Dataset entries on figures
>>>
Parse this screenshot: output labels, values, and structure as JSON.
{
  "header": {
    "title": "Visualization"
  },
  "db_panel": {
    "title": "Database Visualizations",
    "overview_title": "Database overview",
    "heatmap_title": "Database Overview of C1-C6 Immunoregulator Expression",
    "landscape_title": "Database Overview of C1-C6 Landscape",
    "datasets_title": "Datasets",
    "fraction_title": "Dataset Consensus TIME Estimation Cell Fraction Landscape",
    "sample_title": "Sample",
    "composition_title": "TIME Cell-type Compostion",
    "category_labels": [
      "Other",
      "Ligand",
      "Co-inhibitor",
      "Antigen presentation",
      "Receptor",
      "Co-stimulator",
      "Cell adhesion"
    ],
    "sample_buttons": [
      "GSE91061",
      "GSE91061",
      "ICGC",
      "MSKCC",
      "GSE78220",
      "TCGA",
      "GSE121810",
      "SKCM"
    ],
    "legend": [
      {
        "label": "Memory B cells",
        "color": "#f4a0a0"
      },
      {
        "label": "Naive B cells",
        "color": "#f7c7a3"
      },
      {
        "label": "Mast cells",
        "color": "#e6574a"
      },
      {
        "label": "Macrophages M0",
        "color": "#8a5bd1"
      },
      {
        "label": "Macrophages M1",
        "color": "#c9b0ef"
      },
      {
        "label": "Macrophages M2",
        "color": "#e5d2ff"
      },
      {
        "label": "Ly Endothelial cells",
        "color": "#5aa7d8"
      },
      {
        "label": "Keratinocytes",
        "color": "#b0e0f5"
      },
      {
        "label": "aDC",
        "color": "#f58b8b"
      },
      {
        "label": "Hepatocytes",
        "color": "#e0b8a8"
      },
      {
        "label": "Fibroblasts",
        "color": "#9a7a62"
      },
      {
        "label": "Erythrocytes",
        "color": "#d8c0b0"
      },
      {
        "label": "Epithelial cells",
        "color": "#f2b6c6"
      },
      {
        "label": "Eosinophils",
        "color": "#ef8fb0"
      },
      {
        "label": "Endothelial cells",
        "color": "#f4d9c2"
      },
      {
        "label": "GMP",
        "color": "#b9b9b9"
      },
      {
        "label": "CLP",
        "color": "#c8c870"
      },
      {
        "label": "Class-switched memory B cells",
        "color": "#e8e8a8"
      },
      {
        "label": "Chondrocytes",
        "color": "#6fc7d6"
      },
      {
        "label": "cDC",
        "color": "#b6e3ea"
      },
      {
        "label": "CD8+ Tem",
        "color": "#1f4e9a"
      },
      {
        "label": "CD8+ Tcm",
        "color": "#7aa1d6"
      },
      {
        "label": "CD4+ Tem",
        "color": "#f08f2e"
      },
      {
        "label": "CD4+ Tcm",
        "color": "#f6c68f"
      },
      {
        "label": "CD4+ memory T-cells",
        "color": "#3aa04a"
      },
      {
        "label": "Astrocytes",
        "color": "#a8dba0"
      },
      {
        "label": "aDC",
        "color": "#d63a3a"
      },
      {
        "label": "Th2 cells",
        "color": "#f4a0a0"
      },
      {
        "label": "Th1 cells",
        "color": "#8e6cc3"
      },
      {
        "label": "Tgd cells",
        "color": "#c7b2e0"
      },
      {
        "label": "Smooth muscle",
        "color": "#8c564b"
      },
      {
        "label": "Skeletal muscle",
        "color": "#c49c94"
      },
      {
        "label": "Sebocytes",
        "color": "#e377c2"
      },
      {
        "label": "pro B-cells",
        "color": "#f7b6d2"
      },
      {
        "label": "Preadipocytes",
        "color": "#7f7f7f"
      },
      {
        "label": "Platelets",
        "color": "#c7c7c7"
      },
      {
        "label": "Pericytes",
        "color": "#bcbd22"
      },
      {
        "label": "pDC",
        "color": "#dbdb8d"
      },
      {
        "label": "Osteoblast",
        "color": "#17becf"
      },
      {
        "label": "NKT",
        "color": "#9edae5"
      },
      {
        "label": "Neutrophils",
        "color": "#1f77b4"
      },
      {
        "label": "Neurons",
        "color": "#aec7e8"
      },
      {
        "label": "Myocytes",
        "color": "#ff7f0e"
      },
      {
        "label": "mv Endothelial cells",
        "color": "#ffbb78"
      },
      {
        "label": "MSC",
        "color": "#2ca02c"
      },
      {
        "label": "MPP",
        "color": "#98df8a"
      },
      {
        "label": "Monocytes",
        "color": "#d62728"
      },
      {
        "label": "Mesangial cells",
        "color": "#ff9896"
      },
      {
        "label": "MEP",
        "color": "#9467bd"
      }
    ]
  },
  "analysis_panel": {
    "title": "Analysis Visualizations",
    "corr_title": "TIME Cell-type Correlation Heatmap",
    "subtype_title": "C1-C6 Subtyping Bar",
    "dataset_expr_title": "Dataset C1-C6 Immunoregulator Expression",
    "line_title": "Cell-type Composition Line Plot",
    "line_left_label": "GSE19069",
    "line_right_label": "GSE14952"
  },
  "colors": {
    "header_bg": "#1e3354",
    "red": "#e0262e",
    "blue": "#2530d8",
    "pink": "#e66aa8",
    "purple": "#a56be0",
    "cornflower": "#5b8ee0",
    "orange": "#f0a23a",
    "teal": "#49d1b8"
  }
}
<<<
Work task: Copy all of the data. Keep every word exactly as it is.

Task answer:
Parse this screenshot: output labels, values, and structure as JSON.
{
  "header": {
    "title": "Visualization"
  },
  "db_panel": {
    "title": "Database Visualizations",
    "overview_title": "Database overview",
    "heatmap_title": "Database Overview of C1-C6 Immunoregulator Expression",
    "landscape_title": "Database Overview of C1-C6 Landscape",
    "datasets_title": "Datasets",
    "fraction_title": "Dataset Consensus TIME Estimation Cell Fraction Landscape",
    "sample_title": "Sample",
    "composition_title": "TIME Cell-type Compostion",
    "category_labels": [
      "Other",
      "Ligand",
      "Co-inhibitor",
      "Antigen presentation",
      "Receptor",
      "Co-stimulator",
      "Cell adhesion"
    ],
    "sample_buttons": [
      "GSE91061",
      "GSE91061",
      "ICGC",
      "MSKCC",
      "GSE78220",
      "TCGA",
      "GSE121810",
      "SKCM"
    ],
    "legend": [
      {
        "label": "Memory B cells",
        "color": "#f4a0a0"
      },
      {
        "label": "Naive B cells",
        "color": "#f7c7a3"
      },
      {
        "label": "Mast cells",
        "color": "#e6574a"
      },
      {
        "label": "Macrophages M0",
        "color": "#8a5bd1"
      },
      {
        "label": "Macrophages M1",
        "color": "#c9b0ef"
      },
      {
        "label": "Macrophages M2",
        "color": "#e5d2ff"
      },
      {
        "label": "Ly Endothelial cells",
        "color": "#5aa7d8"
      },
      {
        "label": "Keratinocytes",
        "color": "#b0e0f5"
      },
      {
        "label": "aDC",
        "color": "#f58b8b"
      },
      {
        "label": "Hepatocytes",
        "color": "#e0b8a8"
      },
      {
        "label": "Fibroblasts",
        "color": "#9a7a62"
      },
      {
        "label": "Erythrocytes",
        "color": "#d8c0b0"
      },
      {
        "label": "Epithelial cells",
        "color": "#f2b6c6"
      },
      {
        "label": "Eosinophils",
        "color": "#ef8fb0"
      },
      {
        "label": "Endothelial cells",
        "color": "#f4d9c2"
      },
      {
        "label": "GMP",
        "color": "#b9b9b9"
      },
      {
        "label": "CLP",
        "color": "#c8c870"
      },
      {
        "label": "Class-switched memory B cells",
        "color": "#e8e8a8"
      },
      {
        "label": "Chondrocytes",
        "color": "#6fc7d6"
      },
      {
        "label": "cDC",
        "color": "#b6e3ea"
      },
      {
        "label": "CD8+ Tem",
        "color": "#1f4e9a"
      },
      {
        "label": "CD8+ Tcm",
        "color": "#7aa1d6"
      },
      {
        "label": "CD4+ Tem",
        "color": "#f08f2e"
      },
      {
        "label": "CD4+ Tcm",
        "color": "#f6c68f"
      },
      {
        "label": "CD4+ memory T-cells",
        "color": "#3aa04a"
      },
      {
        "label": "Astrocytes",
        "color": "#a8dba0"
      },
      {
        "label": "aDC",
        "color": "#d63a3a"
      },
      {
        "label": "Th2 cells",
        "color": "#f4a0a0"
      },
      {
        "label": "Th1 cells",
        "color": "#8e6cc3"
      },
      {
        "label": "Tgd cells",
        "color": "#c7b2e0"
      },
      {
        "label": "Smooth muscle",
        "color": "#8c564b"
      },
      {
        "label": "Skeletal muscle",
        "color": "#c49c94"
      },
      {
        "label": "Sebocytes",
        "color": "#e377c2"
      },
      {
        "label": "pro B-cells",
        "color": "#f7b6d2"
      },
      {
        "label": "Preadipocytes",
        "color": "#7f7f7f"
      },
      {
        "label": "Platelets",
        "color": "#c7c7c7"
      },
      {
        "label": "Pericytes",
        "color": "#bcbd22"
      },
      {
        "label": "pDC",
        "color": "#dbdb8d"
      },
      {
        "label": "Osteoblast",
        "color": "#17becf"
      },
      {
        "label": "NKT",
        "color": "#9edae5"
      },
      {
        "label": "Neutrophils",
        "color": "#1f77b4"
      },
      {
        "label": "Neurons",
        "color": "#aec7e8"
      },
      {
        "label": "Myocytes",
        "color": "#ff7f0e"
      },
      {
        "label": "mv Endothelial cells",
        "color": "#ffbb78"
      },
      {
        "label": "MSC",
        "color": "#2ca02c"
      },
      {
        "label": "MPP",
        "color": "#98df8a"
      },
      {
        "label": "Monocytes",
        "color": "#d62728"
      },
      {
        "label": "Mesangial cells",
        "color": "#ff9896"
      },
      {
        "label": "MEP",
        "color": "#9467bd"
      }
    ]
  },
  "analysis_panel": {
    "title": "Analysis Visualizations",
    "corr_title": "TIME Cell-type Correlation Heatmap",
    "subtype_title": "C1-C6 Subtyping Bar",
    "dataset_expr_title": "Dataset C1-C6 Immunoregulator Expression",
    "line_title": "Cell-type Composition Line Plot",
    "line_left_label": "GSE19069",
    "line_right_label": "GSE14952"
  },
  "colors": {
    "header_bg": "#1e3354",
    "red": "#e0262e",
    "blue": "#2530d8",
    "pink": "#e66aa8",
    "purple": "#a56be0",
    "cornflower": "#5b8ee0",
    "orange": "#f0a23a",
    "teal": "#49d1b8"
  }
}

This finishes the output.